RECORDS SUPPLIED —
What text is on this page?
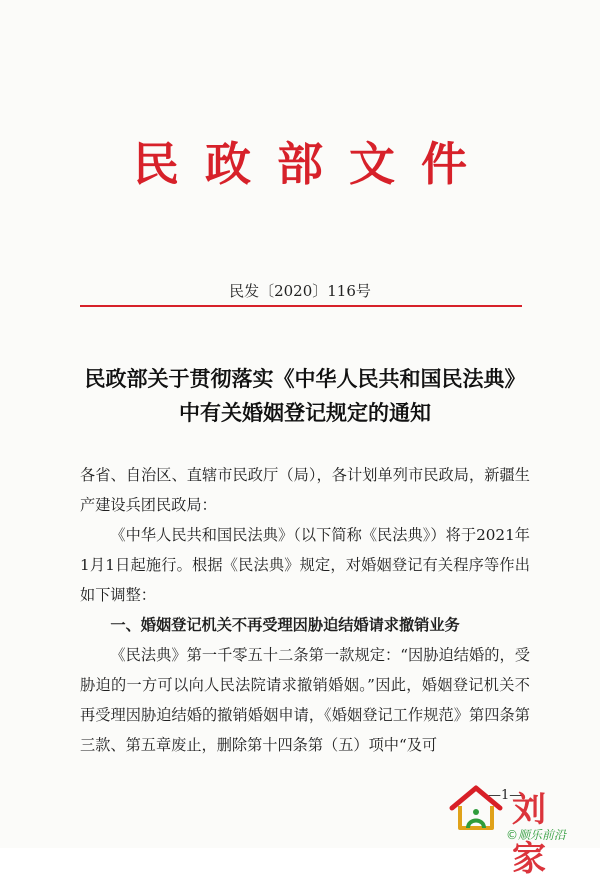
民政部文件
民发〔2020〕116号
民政部关于贯彻落实《中华人民共和国民法典》
中有关婚姻登记规定的通知

各省、自治区、直辖市民政厅（局），各计划单列市民政局，新疆生产建设兵团民政局：

《中华人民共和国民法典》（以下简称《民法典》）将于2021年1月1日起施行。根据《民法典》规定，对婚姻登记有关程序等作出如下调整：

一、婚姻登记机关不再受理因胁迫结婚请求撤销业务

《民法典》第一千零五十二条第一款规定：“因胁迫结婚的，受胁迫的一方可以向人民法院请求撤销婚姻。”因此，婚姻登记机关不再受理因胁迫结婚的撤销婚姻申请，《婚姻登记工作规范》第四条第三款、第五章废止，删除第十四条第（五）项中“及可

—1—
刘 家
©顺乐前沿
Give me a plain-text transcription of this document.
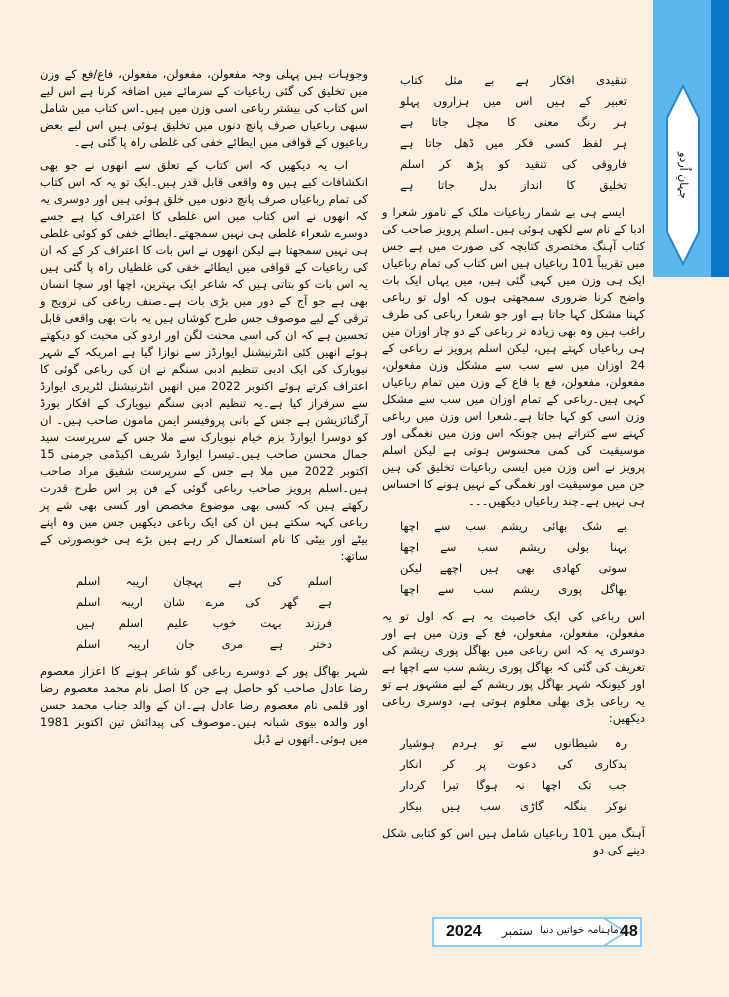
جہانِ اُردو
وجوہات ہیں پہلی وجہ مفعولن، مفعولن، مفعولن، فاع/فع کے وزن میں تخلیق کی گئی رباعیات کے سرمائے میں اضافہ کرنا ہے اس لیے اس کتاب کی بیشتر رباعی اسی وزن میں ہیں۔اس کتاب میں شامل سبھی رباعیاں صرف پانچ دنوں میں تخلیق ہوئی ہیں اس لیے بعض رباعیوں کے قوافی میں ایطائے خفی کی غلطی راہ پا گئی ہے۔
اب یہ دیکھیں کہ اس کتاب کے تعلق سے انھوں نے جو بھی انکشافات کیے ہیں وہ واقعی قابل قدر ہیں۔ایک تو یہ کہ اس کتاب کی تمام رباعیاں صرف پانچ دنوں میں خلق ہوئی ہیں اور دوسری یہ کہ انھوں نے اس کتاب میں اس غلطی کا اعتراف کیا ہے جسے دوسرے شعراء غلطی ہی نہیں سمجھتے۔ایطائے خفی کو کوئی غلطی ہی نہیں سمجھتا ہے لیکن انھوں نے اس بات کا اعتراف کر کے کہ ان کی رباعیات کے قوافی میں ایطائے خفی کی غلطیاں راہ پا گئی ہیں یہ اس بات کو بتاتی ہیں کہ شاعر ایک بہترین، اچھا اور سچا انسان بھی ہے جو آج کے دور میں بڑی بات ہے۔صنف رباعی کی ترویج و ترقی کے لیے موصوف جس طرح کوشاں ہیں یہ بات بھی واقعی قابل تحسین ہے کہ ان کی اسی محنت لگن اور اردو کی محبت کو دیکھتے ہوئے انھیں کئی انٹرنیشنل ایوارڈز سے نوازا گیا ہے امریکہ کے شہر نیویارک کی ایک ادبی تنظیم ادبی سنگم نے ان کی رباعی گوئی کا اعتراف کرتے ہوئے اکتوبر 2022 میں انھیں انٹرنیشنل لٹریری ایوارڈ سے سرفراز کیا ہے۔یہ تنظیم ادبی سنگم نیویارک کے افکار بورڈ آرگنائزیشن ہے جس کے بانی پروفیسر ایمن مامون صاحب ہیں۔ ان کو دوسرا ایوارڈ بزم خیام نیویارک سے ملا جس کے سرپرست سید جمال محسن صاحب ہیں۔تیسرا ایوارڈ شریف اکیڈمی جرمنی 15 اکتوبر 2022 میں ملا ہے جس کے سرپرست شفیق مراد صاحب ہیں۔اسلم پرویز صاحب رباعی گوئی کے فن پر اس طرح قدرت رکھتے ہیں کہ کسی بھی موضوع مخصص اور کسی بھی شے پر رباعی کہہ سکتے ہیں ان کی ایک رباعی دیکھیں جس میں وہ اپنے بیٹے اور بیٹی کا نام استعمال کر رہے ہیں بڑے ہی خوبصورتی کے ساتھ:
اسلم کی ہے پہچان اریبہ اسلم
ہے گھر کی مرے شان اریبہ اسلم
فرزند بہت خوب علیم اسلم ہیں
دختر ہے مری جان اریبہ اسلم
شہر بھاگل پور کے دوسرے رباعی گو شاعر ہونے کا اعزاز معصوم رضا عادل صاحب کو حاصل ہے جن کا اصل نام محمد معصوم رضا اور قلمی نام معصوم رضا عادل ہے۔ان کے والد جناب محمد حسن اور والدہ بیوی شبانہ ہیں۔موصوف کی پیدائش تین اکتوبر 1981 میں ہوئی۔انھوں نے ڈبل
تنقیدی افکار ہے بے مثل کتاب
تعبیر کے ہیں اس میں ہزاروں پہلو
ہر رنگ معنی کا مچل جاتا ہے
ہر لفظ کسی فکر میں ڈھل جاتا ہے
فاروقی کی تنقید کو پڑھ کر اسلم
تخلیق کا انداز بدل جاتا ہے
ایسے ہی بے شمار رباعیات ملک کے نامور شعرا و ادبا کے نام سے لکھی ہوئی ہیں۔اسلم پرویز صاحب کی کتاب آہنگ مختصری کتابچہ کی صورت میں ہے جس میں تقریباً 101 رباعیاں ہیں اس کتاب کی تمام رباعیاں ایک ہی وزن میں کہی گئی ہیں، میں یہاں ایک بات واضح کرنا ضروری سمجھتی ہوں کہ اول تو رباعی کہنا مشکل کہا جاتا ہے اور جو شعرا رباعی کی طرف راغب ہیں وہ بھی زیادہ تر رباعی کے دو چار اوزان میں ہی رباعیاں کہتے ہیں، لیکن اسلم پرویز نے رباعی کے 24 اوزان میں سے سب سے مشکل وزن مفعولن، مفعولن، مفعولن، فع یا فاع کے وزن میں تمام رباعیاں کہی ہیں۔رباعی کے تمام اوزان میں سب سے مشکل وزن اسی کو کہا جاتا ہے۔شعرا اس وزن میں رباعی کہنے سے کتراتے ہیں چونکہ اس وزن میں نغمگی اور موسیقیت کی کمی محسوس ہوتی ہے لیکن اسلم پرویز نے اس وزن میں ایسی رباعیات تخلیق کی ہیں جن میں موسیقیت اور نغمگی کے نہیں ہونے کا احساس ہی نہیں ہے۔چند رباعیاں دیکھیں۔۔۔
بے شک بھائی ریشم سب سے اچھا
بہنا بولی ریشم سب سے اچھا
سوتی کھادی بھی ہیں اچھے لیکن
بھاگل پوری ریشم سب سے اچھا
اس رباعی کی ایک خاصیت یہ ہے کہ اول تو یہ مفعولن، مفعولن، مفعولن، فع کے وزن میں ہے اور دوسری یہ کہ اس رباعی میں بھاگل پوری ریشم کی تعریف کی گئی کہ بھاگل پوری ریشم سب سے اچھا ہے اور کیونکہ شہر بھاگل پور ریشم کے لیے مشہور ہے تو یہ رباعی بڑی بھلی معلوم ہوتی ہے، دوسری رباعی دیکھیں:
رہ شیطانوں سے تو ہردم ہوشیار
بدکاری کی دعوت پر کر انکار
جب تک اچھا نہ ہوگا تیرا کردار
نوکر بنگلہ گاڑی سب ہیں بیکار
آہنگ میں 101 رباعیاں شامل ہیں اس کو کتابی شکل دینے کی دو
2024 ستمبر ماہنامہ خواتین دنیا 48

AIM OF THE TASK —
Exclude every picture and copy the remaining data exactly.

RESPONSE FOR THIS EXERCISE —
What text is on this page?
民政部文件
民发〔2020〕116号
民政部关于贯彻落实《中华人民共和国民法典》
中有关婚姻登记规定的通知

各省、自治区、直辖市民政厅（局），各计划单列市民政局，新疆生产建设兵团民政局：

《中华人民共和国民法典》（以下简称《民法典》）将于2021年1月1日起施行。根据《民法典》规定，对婚姻登记有关程序等作出如下调整：

一、婚姻登记机关不再受理因胁迫结婚请求撤销业务

《民法典》第一千零五十二条第一款规定：“因胁迫结婚的，受胁迫的一方可以向人民法院请求撤销婚姻。”因此，婚姻登记机关不再受理因胁迫结婚的撤销婚姻申请，《婚姻登记工作规范》第四条第三款、第五章废止，删除第十四条第（五）项中“及可

—1—
刘 家
©顺乐前沿
Give me a plain-text transcription of this document.
جہانِ اُردو
وجوہات ہیں پہلی وجہ مفعولن، مفعولن، مفعولن، فاع/فع کے وزن میں تخلیق کی گئی رباعیات کے سرمائے میں اضافہ کرنا ہے اس لیے اس کتاب کی بیشتر رباعی اسی وزن میں ہیں۔اس کتاب میں شامل سبھی رباعیاں صرف پانچ دنوں میں تخلیق ہوئی ہیں اس لیے بعض رباعیوں کے قوافی میں ایطائے خفی کی غلطی راہ پا گئی ہے۔
اب یہ دیکھیں کہ اس کتاب کے تعلق سے انھوں نے جو بھی انکشافات کیے ہیں وہ واقعی قابل قدر ہیں۔ایک تو یہ کہ اس کتاب کی تمام رباعیاں صرف پانچ دنوں میں خلق ہوئی ہیں اور دوسری یہ کہ انھوں نے اس کتاب میں اس غلطی کا اعتراف کیا ہے جسے دوسرے شعراء غلطی ہی نہیں سمجھتے۔ایطائے خفی کو کوئی غلطی ہی نہیں سمجھتا ہے لیکن انھوں نے اس بات کا اعتراف کر کے کہ ان کی رباعیات کے قوافی میں ایطائے خفی کی غلطیاں راہ پا گئی ہیں یہ اس بات کو بتاتی ہیں کہ شاعر ایک بہترین، اچھا اور سچا انسان بھی ہے جو آج کے دور میں بڑی بات ہے۔صنف رباعی کی ترویج و ترقی کے لیے موصوف جس طرح کوشاں ہیں یہ بات بھی واقعی قابل تحسین ہے کہ ان کی اسی محنت لگن اور اردو کی محبت کو دیکھتے ہوئے انھیں کئی انٹرنیشنل ایوارڈز سے نوازا گیا ہے امریکہ کے شہر نیویارک کی ایک ادبی تنظیم ادبی سنگم نے ان کی رباعی گوئی کا اعتراف کرتے ہوئے اکتوبر 2022 میں انھیں انٹرنیشنل لٹریری ایوارڈ سے سرفراز کیا ہے۔یہ تنظیم ادبی سنگم نیویارک کے افکار بورڈ آرگنائزیشن ہے جس کے بانی پروفیسر ایمن مامون صاحب ہیں۔ ان کو دوسرا ایوارڈ بزم خیام نیویارک سے ملا جس کے سرپرست سید جمال محسن صاحب ہیں۔تیسرا ایوارڈ شریف اکیڈمی جرمنی 15 اکتوبر 2022 میں ملا ہے جس کے سرپرست شفیق مراد صاحب ہیں۔اسلم پرویز صاحب رباعی گوئی کے فن پر اس طرح قدرت رکھتے ہیں کہ کسی بھی موضوع مخصص اور کسی بھی شے پر رباعی کہہ سکتے ہیں ان کی ایک رباعی دیکھیں جس میں وہ اپنے بیٹے اور بیٹی کا نام استعمال کر رہے ہیں بڑے ہی خوبصورتی کے ساتھ:
اسلم کی ہے پہچان اریبہ اسلم
ہے گھر کی مرے شان اریبہ اسلم
فرزند بہت خوب علیم اسلم ہیں
دختر ہے مری جان اریبہ اسلم
شہر بھاگل پور کے دوسرے رباعی گو شاعر ہونے کا اعزاز معصوم رضا عادل صاحب کو حاصل ہے جن کا اصل نام محمد معصوم رضا اور قلمی نام معصوم رضا عادل ہے۔ان کے والد جناب محمد حسن اور والدہ بیوی شبانہ ہیں۔موصوف کی پیدائش تین اکتوبر 1981 میں ہوئی۔انھوں نے ڈبل
تنقیدی افکار ہے بے مثل کتاب
تعبیر کے ہیں اس میں ہزاروں پہلو
ہر رنگ معنی کا مچل جاتا ہے
ہر لفظ کسی فکر میں ڈھل جاتا ہے
فاروقی کی تنقید کو پڑھ کر اسلم
تخلیق کا انداز بدل جاتا ہے
ایسے ہی بے شمار رباعیات ملک کے نامور شعرا و ادبا کے نام سے لکھی ہوئی ہیں۔اسلم پرویز صاحب کی کتاب آہنگ مختصری کتابچہ کی صورت میں ہے جس میں تقریباً 101 رباعیاں ہیں اس کتاب کی تمام رباعیاں ایک ہی وزن میں کہی گئی ہیں، میں یہاں ایک بات واضح کرنا ضروری سمجھتی ہوں کہ اول تو رباعی کہنا مشکل کہا جاتا ہے اور جو شعرا رباعی کی طرف راغب ہیں وہ بھی زیادہ تر رباعی کے دو چار اوزان میں ہی رباعیاں کہتے ہیں، لیکن اسلم پرویز نے رباعی کے 24 اوزان میں سے سب سے مشکل وزن مفعولن، مفعولن، مفعولن، فع یا فاع کے وزن میں تمام رباعیاں کہی ہیں۔رباعی کے تمام اوزان میں سب سے مشکل وزن اسی کو کہا جاتا ہے۔شعرا اس وزن میں رباعی کہنے سے کتراتے ہیں چونکہ اس وزن میں نغمگی اور موسیقیت کی کمی محسوس ہوتی ہے لیکن اسلم پرویز نے اس وزن میں ایسی رباعیات تخلیق کی ہیں جن میں موسیقیت اور نغمگی کے نہیں ہونے کا احساس ہی نہیں ہے۔چند رباعیاں دیکھیں۔۔۔
بے شک بھائی ریشم سب سے اچھا
بہنا بولی ریشم سب سے اچھا
سوتی کھادی بھی ہیں اچھے لیکن
بھاگل پوری ریشم سب سے اچھا
اس رباعی کی ایک خاصیت یہ ہے کہ اول تو یہ مفعولن، مفعولن، مفعولن، فع کے وزن میں ہے اور دوسری یہ کہ اس رباعی میں بھاگل پوری ریشم کی تعریف کی گئی کہ بھاگل پوری ریشم سب سے اچھا ہے اور کیونکہ شہر بھاگل پور ریشم کے لیے مشہور ہے تو یہ رباعی بڑی بھلی معلوم ہوتی ہے، دوسری رباعی دیکھیں:
رہ شیطانوں سے تو ہردم ہوشیار
بدکاری کی دعوت پر کر انکار
جب تک اچھا نہ ہوگا تیرا کردار
نوکر بنگلہ گاڑی سب ہیں بیکار
آہنگ میں 101 رباعیاں شامل ہیں اس کو کتابی شکل دینے کی دو
2024 ستمبر ماہنامہ خواتین دنیا 48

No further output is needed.